___ Exercise input

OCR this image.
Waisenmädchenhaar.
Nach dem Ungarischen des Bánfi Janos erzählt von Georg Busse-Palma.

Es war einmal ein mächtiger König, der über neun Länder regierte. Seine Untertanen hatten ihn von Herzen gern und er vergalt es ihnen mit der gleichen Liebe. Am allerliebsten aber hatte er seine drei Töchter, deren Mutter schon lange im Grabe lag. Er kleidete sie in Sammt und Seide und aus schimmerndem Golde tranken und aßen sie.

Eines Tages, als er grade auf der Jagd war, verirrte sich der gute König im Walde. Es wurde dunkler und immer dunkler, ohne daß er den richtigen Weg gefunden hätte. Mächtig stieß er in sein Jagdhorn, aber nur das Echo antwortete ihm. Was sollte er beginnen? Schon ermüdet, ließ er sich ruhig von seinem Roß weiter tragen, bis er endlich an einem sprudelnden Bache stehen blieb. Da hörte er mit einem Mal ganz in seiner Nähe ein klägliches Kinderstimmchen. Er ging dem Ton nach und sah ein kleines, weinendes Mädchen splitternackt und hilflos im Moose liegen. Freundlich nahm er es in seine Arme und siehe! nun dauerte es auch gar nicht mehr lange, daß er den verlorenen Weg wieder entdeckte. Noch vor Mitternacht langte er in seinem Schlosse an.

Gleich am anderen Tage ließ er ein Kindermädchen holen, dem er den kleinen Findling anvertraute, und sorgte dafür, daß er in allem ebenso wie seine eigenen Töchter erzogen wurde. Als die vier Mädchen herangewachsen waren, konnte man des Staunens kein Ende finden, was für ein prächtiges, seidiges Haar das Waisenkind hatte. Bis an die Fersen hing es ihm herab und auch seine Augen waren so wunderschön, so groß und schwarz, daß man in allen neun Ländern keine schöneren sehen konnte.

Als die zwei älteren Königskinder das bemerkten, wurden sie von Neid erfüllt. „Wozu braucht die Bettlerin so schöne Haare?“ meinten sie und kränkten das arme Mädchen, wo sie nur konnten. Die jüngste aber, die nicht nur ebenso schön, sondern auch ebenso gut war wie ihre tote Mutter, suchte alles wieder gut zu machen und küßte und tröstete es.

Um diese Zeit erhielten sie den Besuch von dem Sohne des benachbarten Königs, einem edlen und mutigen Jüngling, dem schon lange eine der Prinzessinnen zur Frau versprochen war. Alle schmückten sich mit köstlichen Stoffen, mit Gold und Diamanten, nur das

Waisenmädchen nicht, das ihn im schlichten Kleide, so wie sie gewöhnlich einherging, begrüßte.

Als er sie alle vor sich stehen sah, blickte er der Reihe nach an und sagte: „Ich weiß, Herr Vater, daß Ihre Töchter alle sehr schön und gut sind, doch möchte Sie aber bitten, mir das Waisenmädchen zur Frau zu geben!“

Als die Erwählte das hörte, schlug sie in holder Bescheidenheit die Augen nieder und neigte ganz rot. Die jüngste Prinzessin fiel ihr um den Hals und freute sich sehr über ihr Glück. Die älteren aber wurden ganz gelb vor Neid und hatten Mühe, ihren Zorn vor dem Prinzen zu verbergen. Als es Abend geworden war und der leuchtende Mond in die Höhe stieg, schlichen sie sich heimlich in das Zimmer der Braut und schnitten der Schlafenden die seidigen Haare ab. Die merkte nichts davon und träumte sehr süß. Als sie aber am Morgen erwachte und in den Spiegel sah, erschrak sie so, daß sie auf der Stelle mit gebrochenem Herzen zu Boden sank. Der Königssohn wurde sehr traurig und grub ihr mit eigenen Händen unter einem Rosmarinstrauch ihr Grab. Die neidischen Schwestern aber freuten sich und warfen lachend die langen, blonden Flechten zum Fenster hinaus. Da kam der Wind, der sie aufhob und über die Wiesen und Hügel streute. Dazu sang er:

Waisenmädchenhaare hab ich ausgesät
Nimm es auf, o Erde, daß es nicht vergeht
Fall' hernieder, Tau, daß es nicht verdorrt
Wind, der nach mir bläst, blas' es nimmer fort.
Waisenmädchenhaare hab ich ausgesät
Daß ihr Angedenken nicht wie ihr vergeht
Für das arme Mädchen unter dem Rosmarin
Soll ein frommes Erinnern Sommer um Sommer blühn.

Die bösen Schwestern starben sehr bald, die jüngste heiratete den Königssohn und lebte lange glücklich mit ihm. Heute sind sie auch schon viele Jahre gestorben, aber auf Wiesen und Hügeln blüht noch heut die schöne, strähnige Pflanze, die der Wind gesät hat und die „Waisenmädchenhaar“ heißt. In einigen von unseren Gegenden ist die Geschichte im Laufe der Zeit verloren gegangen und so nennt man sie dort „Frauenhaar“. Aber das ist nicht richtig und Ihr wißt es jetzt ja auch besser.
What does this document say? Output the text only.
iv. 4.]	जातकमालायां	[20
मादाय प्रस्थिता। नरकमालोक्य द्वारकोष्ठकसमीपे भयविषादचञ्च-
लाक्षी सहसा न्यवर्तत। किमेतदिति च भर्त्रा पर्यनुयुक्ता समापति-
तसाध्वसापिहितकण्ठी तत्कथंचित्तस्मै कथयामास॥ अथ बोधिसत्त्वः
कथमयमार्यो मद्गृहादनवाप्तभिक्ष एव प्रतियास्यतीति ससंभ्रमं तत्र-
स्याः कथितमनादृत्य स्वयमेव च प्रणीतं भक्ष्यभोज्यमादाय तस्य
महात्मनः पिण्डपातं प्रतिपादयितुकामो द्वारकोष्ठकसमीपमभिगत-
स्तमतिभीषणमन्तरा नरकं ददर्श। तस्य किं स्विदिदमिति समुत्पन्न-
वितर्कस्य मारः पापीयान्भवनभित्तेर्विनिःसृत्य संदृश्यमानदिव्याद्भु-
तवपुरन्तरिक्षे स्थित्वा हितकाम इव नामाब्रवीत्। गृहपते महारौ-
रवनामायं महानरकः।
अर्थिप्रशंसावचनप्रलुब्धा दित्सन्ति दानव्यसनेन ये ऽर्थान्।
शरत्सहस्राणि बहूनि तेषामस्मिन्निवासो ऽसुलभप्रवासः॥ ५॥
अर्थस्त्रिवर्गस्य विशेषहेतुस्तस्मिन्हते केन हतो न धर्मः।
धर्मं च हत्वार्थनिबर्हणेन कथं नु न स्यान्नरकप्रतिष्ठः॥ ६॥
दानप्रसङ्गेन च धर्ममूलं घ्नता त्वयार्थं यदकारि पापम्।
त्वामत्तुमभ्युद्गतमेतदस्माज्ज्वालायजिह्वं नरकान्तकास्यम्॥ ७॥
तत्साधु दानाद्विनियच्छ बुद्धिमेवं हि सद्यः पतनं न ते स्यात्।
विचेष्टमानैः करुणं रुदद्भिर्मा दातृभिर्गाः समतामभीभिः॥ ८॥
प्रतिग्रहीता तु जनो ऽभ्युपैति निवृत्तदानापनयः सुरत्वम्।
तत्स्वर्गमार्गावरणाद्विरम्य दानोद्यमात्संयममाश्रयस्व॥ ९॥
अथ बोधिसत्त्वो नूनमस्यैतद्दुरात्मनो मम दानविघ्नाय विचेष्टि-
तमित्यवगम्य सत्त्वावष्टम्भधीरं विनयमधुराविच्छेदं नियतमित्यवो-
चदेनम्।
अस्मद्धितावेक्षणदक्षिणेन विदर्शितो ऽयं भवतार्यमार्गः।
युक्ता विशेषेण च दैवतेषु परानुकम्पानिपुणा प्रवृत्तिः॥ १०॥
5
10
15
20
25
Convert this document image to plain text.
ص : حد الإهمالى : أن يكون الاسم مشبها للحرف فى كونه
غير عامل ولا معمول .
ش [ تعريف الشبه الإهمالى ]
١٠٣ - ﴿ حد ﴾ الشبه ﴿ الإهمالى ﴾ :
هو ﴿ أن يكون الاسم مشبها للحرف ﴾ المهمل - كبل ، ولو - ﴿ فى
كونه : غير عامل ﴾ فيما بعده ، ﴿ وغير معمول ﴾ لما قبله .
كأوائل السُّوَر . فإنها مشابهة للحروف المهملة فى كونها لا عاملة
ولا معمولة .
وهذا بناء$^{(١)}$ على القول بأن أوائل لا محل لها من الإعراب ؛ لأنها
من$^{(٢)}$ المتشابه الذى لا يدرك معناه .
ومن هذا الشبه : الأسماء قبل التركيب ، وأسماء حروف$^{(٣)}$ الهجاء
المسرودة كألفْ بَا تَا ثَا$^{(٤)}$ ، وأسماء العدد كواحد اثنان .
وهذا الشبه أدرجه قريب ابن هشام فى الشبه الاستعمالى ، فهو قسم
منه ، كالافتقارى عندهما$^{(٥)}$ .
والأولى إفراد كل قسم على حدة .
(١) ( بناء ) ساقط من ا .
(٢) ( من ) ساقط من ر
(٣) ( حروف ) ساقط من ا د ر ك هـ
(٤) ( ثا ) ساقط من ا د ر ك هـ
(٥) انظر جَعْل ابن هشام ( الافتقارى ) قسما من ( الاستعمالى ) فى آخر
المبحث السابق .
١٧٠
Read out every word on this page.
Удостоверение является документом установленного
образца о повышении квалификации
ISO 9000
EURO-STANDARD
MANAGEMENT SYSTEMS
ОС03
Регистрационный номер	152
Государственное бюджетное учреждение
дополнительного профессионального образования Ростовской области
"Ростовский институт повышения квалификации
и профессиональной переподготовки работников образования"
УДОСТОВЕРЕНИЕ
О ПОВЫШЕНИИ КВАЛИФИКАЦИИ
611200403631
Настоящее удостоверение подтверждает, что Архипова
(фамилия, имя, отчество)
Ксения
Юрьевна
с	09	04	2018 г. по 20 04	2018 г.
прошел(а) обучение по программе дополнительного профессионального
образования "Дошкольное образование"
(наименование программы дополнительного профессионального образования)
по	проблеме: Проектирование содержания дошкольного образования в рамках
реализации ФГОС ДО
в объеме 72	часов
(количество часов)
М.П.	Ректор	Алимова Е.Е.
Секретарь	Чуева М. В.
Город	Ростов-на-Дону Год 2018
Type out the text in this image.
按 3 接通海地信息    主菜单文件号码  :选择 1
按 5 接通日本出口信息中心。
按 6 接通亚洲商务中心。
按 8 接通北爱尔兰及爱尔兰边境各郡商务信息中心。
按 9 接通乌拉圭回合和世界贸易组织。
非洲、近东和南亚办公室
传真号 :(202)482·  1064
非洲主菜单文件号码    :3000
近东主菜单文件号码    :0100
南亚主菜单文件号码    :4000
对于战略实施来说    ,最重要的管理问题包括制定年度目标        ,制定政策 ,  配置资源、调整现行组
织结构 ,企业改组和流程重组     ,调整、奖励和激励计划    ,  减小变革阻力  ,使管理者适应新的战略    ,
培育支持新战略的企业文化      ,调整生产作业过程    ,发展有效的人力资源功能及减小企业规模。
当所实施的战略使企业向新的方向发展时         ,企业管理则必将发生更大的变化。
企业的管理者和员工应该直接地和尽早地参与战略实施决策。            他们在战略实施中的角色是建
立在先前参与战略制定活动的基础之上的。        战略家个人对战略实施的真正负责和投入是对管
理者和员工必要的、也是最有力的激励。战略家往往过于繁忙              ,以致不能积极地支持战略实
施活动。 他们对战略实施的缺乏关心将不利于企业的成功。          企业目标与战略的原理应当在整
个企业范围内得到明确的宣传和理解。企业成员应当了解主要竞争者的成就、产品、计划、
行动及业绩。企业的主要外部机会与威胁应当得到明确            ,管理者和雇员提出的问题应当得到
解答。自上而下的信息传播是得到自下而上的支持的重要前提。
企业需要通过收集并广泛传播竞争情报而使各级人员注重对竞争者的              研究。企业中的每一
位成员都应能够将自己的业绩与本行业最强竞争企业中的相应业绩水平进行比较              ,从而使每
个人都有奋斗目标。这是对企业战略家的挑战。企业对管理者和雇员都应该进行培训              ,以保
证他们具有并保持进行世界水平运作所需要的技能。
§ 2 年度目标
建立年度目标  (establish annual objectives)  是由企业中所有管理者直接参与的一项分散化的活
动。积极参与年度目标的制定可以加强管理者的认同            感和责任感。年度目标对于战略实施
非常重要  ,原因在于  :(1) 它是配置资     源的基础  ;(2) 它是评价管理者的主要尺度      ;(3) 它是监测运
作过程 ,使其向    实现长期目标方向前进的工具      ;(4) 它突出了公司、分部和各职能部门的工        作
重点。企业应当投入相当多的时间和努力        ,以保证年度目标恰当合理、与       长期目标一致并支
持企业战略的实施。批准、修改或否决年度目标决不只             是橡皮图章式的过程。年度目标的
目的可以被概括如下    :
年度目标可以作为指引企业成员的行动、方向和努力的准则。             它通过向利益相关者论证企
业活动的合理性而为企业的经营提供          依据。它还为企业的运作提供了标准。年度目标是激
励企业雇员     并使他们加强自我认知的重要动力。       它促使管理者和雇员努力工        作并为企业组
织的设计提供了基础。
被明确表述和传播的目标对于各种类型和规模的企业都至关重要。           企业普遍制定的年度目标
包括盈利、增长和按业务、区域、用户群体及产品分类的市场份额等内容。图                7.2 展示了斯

______

*Problem:* Report only the number of lines in the records that include the word "هشام".

*Written reply:* 2